** Start of Data supplied **

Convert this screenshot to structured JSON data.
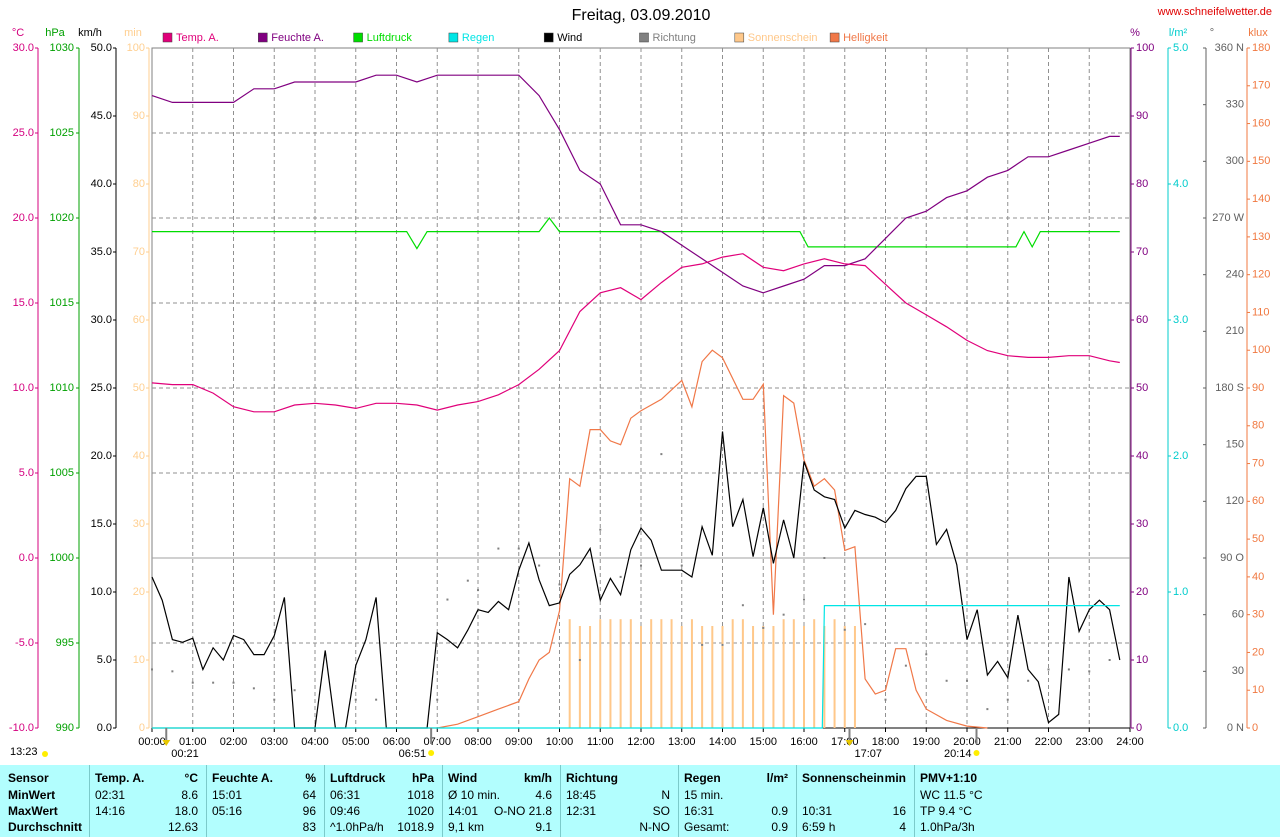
{
  "chart_data": {
    "type": "line",
    "title": "Freitag, 03.09.2010",
    "source": "www.schneifelwetter.de",
    "generated": "13:23",
    "annotations": [
      "00:21",
      "06:51",
      "17:07",
      "20:14"
    ],
    "xlim": [
      0,
      24
    ],
    "xticks": [
      {
        "value": 0,
        "label": "00:00"
      },
      {
        "value": 1,
        "label": "01:00"
      },
      {
        "value": 2,
        "label": "02:00"
      },
      {
        "value": 3,
        "label": "03:00"
      },
      {
        "value": 4,
        "label": "04:00"
      },
      {
        "value": 5,
        "label": "05:00"
      },
      {
        "value": 6,
        "label": "06:00"
      },
      {
        "value": 7,
        "label": "07:00"
      },
      {
        "value": 8,
        "label": "08:00"
      },
      {
        "value": 9,
        "label": "09:00"
      },
      {
        "value": 10,
        "label": "10:00"
      },
      {
        "value": 11,
        "label": "11:00"
      },
      {
        "value": 12,
        "label": "12:00"
      },
      {
        "value": 13,
        "label": "13:00"
      },
      {
        "value": 14,
        "label": "14:00"
      },
      {
        "value": 15,
        "label": "15:00"
      },
      {
        "value": 16,
        "label": "16:00"
      },
      {
        "value": 17,
        "label": "17:00"
      },
      {
        "value": 18,
        "label": "18:00"
      },
      {
        "value": 19,
        "label": "19:00"
      },
      {
        "value": 20,
        "label": "20:00"
      },
      {
        "value": 21,
        "label": "21:00"
      },
      {
        "value": 22,
        "label": "22:00"
      },
      {
        "value": 23,
        "label": "23:00"
      },
      {
        "value": 24,
        "label": "24:00"
      }
    ],
    "xgrid": true,
    "axes": [
      {
        "label": "°C",
        "color": "#d4007f",
        "lim": [
          -10,
          30
        ],
        "grid": true,
        "ticks": [
          {
            "value": -10,
            "label": "-10.0"
          },
          {
            "value": -5,
            "label": "-5.0"
          },
          {
            "value": 0,
            "label": "0.0"
          },
          {
            "value": 5,
            "label": "5.0"
          },
          {
            "value": 10,
            "label": "10.0"
          },
          {
            "value": 15,
            "label": "15.0"
          },
          {
            "value": 20,
            "label": "20.0"
          },
          {
            "value": 25,
            "label": "25.0"
          },
          {
            "value": 30,
            "label": "30.0"
          }
        ]
      },
      {
        "label": "hPa",
        "color": "#00a000",
        "lim": [
          990,
          1030
        ],
        "ticks": [
          990,
          995,
          1000,
          1005,
          1010,
          1015,
          1020,
          1025,
          1030
        ]
      },
      {
        "label": "km/h",
        "color": "#000000",
        "lim": [
          0,
          50
        ],
        "ticks": [
          {
            "value": 0,
            "label": "0.0"
          },
          {
            "value": 5,
            "label": "5.0"
          },
          {
            "value": 10,
            "label": "10.0"
          },
          {
            "value": 15,
            "label": "15.0"
          },
          {
            "value": 20,
            "label": "20.0"
          },
          {
            "value": 25,
            "label": "25.0"
          },
          {
            "value": 30,
            "label": "30.0"
          },
          {
            "value": 35,
            "label": "35.0"
          },
          {
            "value": 40,
            "label": "40.0"
          },
          {
            "value": 45,
            "label": "45.0"
          },
          {
            "value": 50,
            "label": "50.0"
          }
        ]
      },
      {
        "label": "min",
        "color": "#ffcf90",
        "lim": [
          0,
          100
        ],
        "ticks": [
          0,
          10,
          20,
          30,
          40,
          50,
          60,
          70,
          80,
          90,
          100
        ]
      },
      {
        "label": "%",
        "color": "#800080",
        "lim": [
          0,
          100
        ],
        "ticks": [
          0,
          10,
          20,
          30,
          40,
          50,
          60,
          70,
          80,
          90,
          100
        ]
      },
      {
        "label": "l/m²",
        "color": "#00cccc",
        "lim": [
          0,
          5
        ],
        "ticks": [
          {
            "value": 0,
            "label": "0.0"
          },
          {
            "value": 1,
            "label": "1.0"
          },
          {
            "value": 2,
            "label": "2.0"
          },
          {
            "value": 3,
            "label": "3.0"
          },
          {
            "value": 4,
            "label": "4.0"
          },
          {
            "value": 5,
            "label": "5.0"
          }
        ]
      },
      {
        "label": "°",
        "color": "#606060",
        "lim": [
          0,
          360
        ],
        "ticks": [
          {
            "value": 0,
            "label": "0 N"
          },
          30,
          60,
          {
            "value": 90,
            "label": "90 O"
          },
          120,
          150,
          {
            "value": 180,
            "label": "180 S"
          },
          210,
          240,
          {
            "value": 270,
            "label": "270 W"
          },
          300,
          330,
          {
            "value": 360,
            "label": "360 N"
          }
        ]
      },
      {
        "label": "klux",
        "color": "#f07840",
        "lim": [
          0,
          180
        ],
        "ticks": [
          0,
          10,
          20,
          30,
          40,
          50,
          60,
          70,
          80,
          90,
          100,
          110,
          120,
          130,
          140,
          150,
          160,
          170,
          180
        ]
      }
    ],
    "x": [
      0,
      0.5,
      1,
      1.5,
      2,
      2.5,
      3,
      3.5,
      4,
      4.5,
      5,
      5.5,
      6,
      6.5,
      7,
      7.5,
      8,
      8.5,
      9,
      9.5,
      10,
      10.5,
      11,
      11.5,
      12,
      12.5,
      13,
      13.5,
      14,
      14.5,
      15,
      15.5,
      16,
      16.5,
      17,
      17.5,
      18,
      18.5,
      19,
      19.5,
      20,
      20.5,
      21,
      21.5,
      22,
      22.5,
      23,
      23.5,
      23.75
    ],
    "series": [
      {
        "name": "Temp. A.",
        "type": "line",
        "axis": 0,
        "color": "#e0007a",
        "values": [
          10.3,
          10.2,
          10.2,
          9.7,
          8.9,
          8.6,
          8.6,
          9.0,
          9.1,
          9.0,
          8.8,
          9.1,
          9.1,
          9.0,
          8.7,
          9.0,
          9.2,
          9.6,
          10.2,
          11.1,
          12.2,
          14.5,
          15.6,
          15.9,
          15.2,
          16.2,
          17.1,
          17.3,
          17.7,
          17.9,
          17.1,
          16.9,
          17.3,
          17.6,
          17.3,
          17.2,
          16.1,
          15.0,
          14.3,
          13.6,
          12.8,
          12.2,
          11.9,
          11.8,
          11.8,
          11.9,
          11.9,
          11.6,
          11.5
        ]
      },
      {
        "name": "Feuchte A.",
        "type": "line",
        "axis": 4,
        "color": "#800080",
        "values": [
          93,
          92,
          92,
          92,
          92,
          94,
          94,
          95,
          95,
          95,
          95,
          96,
          96,
          95,
          96,
          96,
          96,
          96,
          96,
          93,
          88,
          82,
          80,
          74,
          74,
          73,
          71,
          69,
          67,
          65,
          64,
          65,
          66,
          68,
          68,
          69,
          72,
          75,
          76,
          78,
          79,
          81,
          82,
          84,
          84,
          85,
          86,
          87,
          87
        ]
      },
      {
        "name": "Luftdruck",
        "type": "line",
        "axis": 1,
        "color": "#00dd00",
        "x": [
          0,
          6.25,
          6.5,
          6.75,
          9.5,
          9.75,
          10,
          15.9,
          16.1,
          21.2,
          21.4,
          21.6,
          21.8,
          23.75
        ],
        "values": [
          1019.2,
          1019.2,
          1018.2,
          1019.2,
          1019.2,
          1020,
          1019.2,
          1019.2,
          1018.3,
          1018.3,
          1019.2,
          1018.3,
          1019.2,
          1019.2
        ]
      },
      {
        "name": "Regen",
        "type": "line",
        "axis": 5,
        "color": "#00e5e5",
        "x": [
          0,
          16.45,
          16.5,
          23.75
        ],
        "values": [
          0,
          0,
          0.9,
          0.9
        ]
      },
      {
        "name": "Wind",
        "type": "line",
        "axis": 2,
        "color": "#000000",
        "x": [
          0,
          0.25,
          0.5,
          0.75,
          1,
          1.25,
          1.5,
          1.75,
          2,
          2.25,
          2.5,
          2.75,
          3,
          3.25,
          3.5,
          3.75,
          4,
          4.25,
          4.5,
          4.75,
          5,
          5.25,
          5.5,
          5.75,
          6,
          6.25,
          6.5,
          6.75,
          7,
          7.25,
          7.5,
          7.75,
          8,
          8.25,
          8.5,
          8.75,
          9,
          9.25,
          9.5,
          9.75,
          10,
          10.25,
          10.5,
          10.75,
          11,
          11.25,
          11.5,
          11.75,
          12,
          12.25,
          12.5,
          12.75,
          13,
          13.25,
          13.5,
          13.75,
          14,
          14.25,
          14.5,
          14.75,
          15,
          15.25,
          15.5,
          15.75,
          16,
          16.25,
          16.5,
          16.75,
          17,
          17.25,
          17.5,
          17.75,
          18,
          18.25,
          18.5,
          18.75,
          19,
          19.25,
          19.5,
          19.75,
          20,
          20.25,
          20.5,
          20.75,
          21,
          21.25,
          21.5,
          21.75,
          22,
          22.25,
          22.5,
          22.75,
          23,
          23.25,
          23.5,
          23.75
        ],
        "values": [
          11.1,
          9.4,
          6.5,
          6.3,
          6.6,
          4.3,
          5.9,
          5.0,
          6.8,
          6.5,
          5.4,
          5.4,
          6.8,
          9.6,
          0,
          0,
          0,
          5.7,
          0,
          0,
          4.6,
          6.5,
          9.6,
          0,
          0,
          0,
          0,
          0,
          7.0,
          6.5,
          5.9,
          7.2,
          8.7,
          8.5,
          9.3,
          8.7,
          11.6,
          13.6,
          10.9,
          9.0,
          9.2,
          11.3,
          12.0,
          13.2,
          9.4,
          11.0,
          9.8,
          13.1,
          14.7,
          13.8,
          11.6,
          11.6,
          11.6,
          11.1,
          14.8,
          12.7,
          21.8,
          14.8,
          16.8,
          12.6,
          16.2,
          12.1,
          15.3,
          12.5,
          19.6,
          17.5,
          17.0,
          16.8,
          14.7,
          16.0,
          15.7,
          15.5,
          15.1,
          16.0,
          17.6,
          18.5,
          18.5,
          13.5,
          14.6,
          12.0,
          6.5,
          8.7,
          3.9,
          4.9,
          3.7,
          8.3,
          4.3,
          3.4,
          0.4,
          1.0,
          11.1,
          7.1,
          8.7,
          9.4,
          8.7,
          5.0
        ]
      },
      {
        "name": "Richtung",
        "type": "dots",
        "axis": 6,
        "color": "#808080",
        "x": [
          0,
          0.5,
          1,
          1.5,
          2,
          2.5,
          3,
          3.5,
          5,
          5.5,
          7,
          7.25,
          7.75,
          8,
          8.5,
          9,
          9.5,
          10,
          10.5,
          11,
          11.5,
          12,
          12.5,
          13,
          13.5,
          14,
          14.5,
          15,
          15.5,
          16,
          16.5,
          17,
          17.5,
          18,
          18.5,
          19,
          19.5,
          20,
          20.5,
          21,
          21.5,
          22,
          22.5,
          23,
          23.5
        ],
        "values": [
          31,
          30,
          24,
          24,
          24,
          21,
          15,
          20,
          15,
          15,
          15,
          68,
          78,
          73,
          95,
          95,
          86,
          76,
          36,
          105,
          80,
          86,
          145,
          86,
          44,
          44,
          65,
          53,
          60,
          68,
          90,
          52,
          55,
          15,
          33,
          39,
          25,
          25,
          10,
          15,
          25,
          31,
          31,
          30,
          36
        ]
      },
      {
        "name": "Sonnenschein",
        "type": "bars",
        "axis": 3,
        "color": "#ffc88a",
        "x": [
          10.25,
          10.5,
          10.75,
          11,
          11.25,
          11.5,
          11.75,
          12,
          12.25,
          12.5,
          12.75,
          13,
          13.25,
          13.5,
          13.75,
          14,
          14.25,
          14.5,
          14.75,
          15,
          15.25,
          15.5,
          15.75,
          16,
          16.25,
          16.5,
          16.75,
          17,
          17.25
        ],
        "values": [
          16,
          15,
          15,
          16,
          16,
          16,
          16,
          15,
          16,
          16,
          16,
          15,
          16,
          15,
          15,
          15,
          16,
          16,
          15,
          15,
          15,
          16,
          16,
          15,
          16,
          15,
          16,
          15,
          15
        ]
      },
      {
        "name": "Helligkeit",
        "type": "line",
        "axis": 7,
        "color": "#f07848",
        "x": [
          0,
          7,
          7.5,
          8,
          8.5,
          9,
          9.25,
          9.5,
          9.75,
          10,
          10.25,
          10.5,
          10.75,
          11,
          11.25,
          11.5,
          11.75,
          12,
          12.5,
          13,
          13.25,
          13.5,
          13.75,
          14,
          14.5,
          14.75,
          15,
          15.25,
          15.5,
          15.75,
          16,
          16.25,
          16.5,
          16.75,
          17,
          17.25,
          17.5,
          17.75,
          18,
          18.25,
          18.5,
          18.75,
          19,
          19.5,
          20,
          20.5
        ],
        "values": [
          0,
          0,
          1,
          3,
          5,
          7,
          13,
          18,
          20,
          31,
          66,
          64,
          79,
          79,
          76,
          75,
          82,
          84,
          87,
          92,
          85,
          97,
          100,
          98,
          87,
          87,
          91,
          30,
          88,
          86,
          71,
          64,
          66,
          63,
          47,
          48,
          13,
          9,
          10,
          21,
          21,
          10,
          5,
          2,
          0.5,
          0
        ]
      }
    ]
  },
  "table": {
    "header": [
      {
        "l": "Sensor"
      },
      {
        "l": "Temp. A.",
        "r": "°C"
      },
      {
        "l": "Feuchte A.",
        "r": "%"
      },
      {
        "l": "Luftdruck",
        "r": "hPa"
      },
      {
        "l": "Wind",
        "r": "km/h"
      },
      {
        "l": "Richtung"
      },
      {
        "l": "Regen",
        "r": "l/m²"
      },
      {
        "l": "Sonnenschein",
        "r": "min"
      },
      {
        "l": "PMV+1:10"
      }
    ],
    "rows": [
      [
        {
          "l": "MinWert"
        },
        {
          "l": "02:31",
          "r": "8.6"
        },
        {
          "l": "15:01",
          "r": "64"
        },
        {
          "l": "06:31",
          "r": "1018"
        },
        {
          "l": "Ø 10 min.",
          "r": "4.6"
        },
        {
          "l": "18:45",
          "r": "N"
        },
        {
          "l": "15 min."
        },
        {},
        {
          "l": "WC 11.5 °C"
        }
      ],
      [
        {
          "l": "MaxWert"
        },
        {
          "l": "14:16",
          "r": "18.0"
        },
        {
          "l": "05:16",
          "r": "96"
        },
        {
          "l": "09:46",
          "r": "1020"
        },
        {
          "l": "14:01",
          "r": "O-NO 21.8"
        },
        {
          "l": "12:31",
          "r": "SO"
        },
        {
          "l": "16:31",
          "r": "0.9"
        },
        {
          "l": "10:31",
          "r": "16"
        },
        {
          "l": "TP 9.4 °C"
        }
      ],
      [
        {
          "l": "Durchschnitt"
        },
        {
          "r": "12.63"
        },
        {
          "r": "83"
        },
        {
          "l": "^1.0hPa/h",
          "r": "1018.9"
        },
        {
          "l": "9,1 km",
          "r": "9.1"
        },
        {
          "r": "N-NO"
        },
        {
          "l": "Gesamt:",
          "r": "0.9"
        },
        {
          "l": "6:59 h",
          "r": "4"
        },
        {
          "l": "1.0hPa/3h"
        }
      ]
    ]
  }
}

** End of Data supplied **

Objective:
From the entries above, extract each line containing "axis".

Full solution:
        "axis": 0,
        "axis": 4,
        "axis": 1,
        "axis": 5,
        "axis": 2,
        "axis": 6,
        "axis": 3,
        "axis": 7,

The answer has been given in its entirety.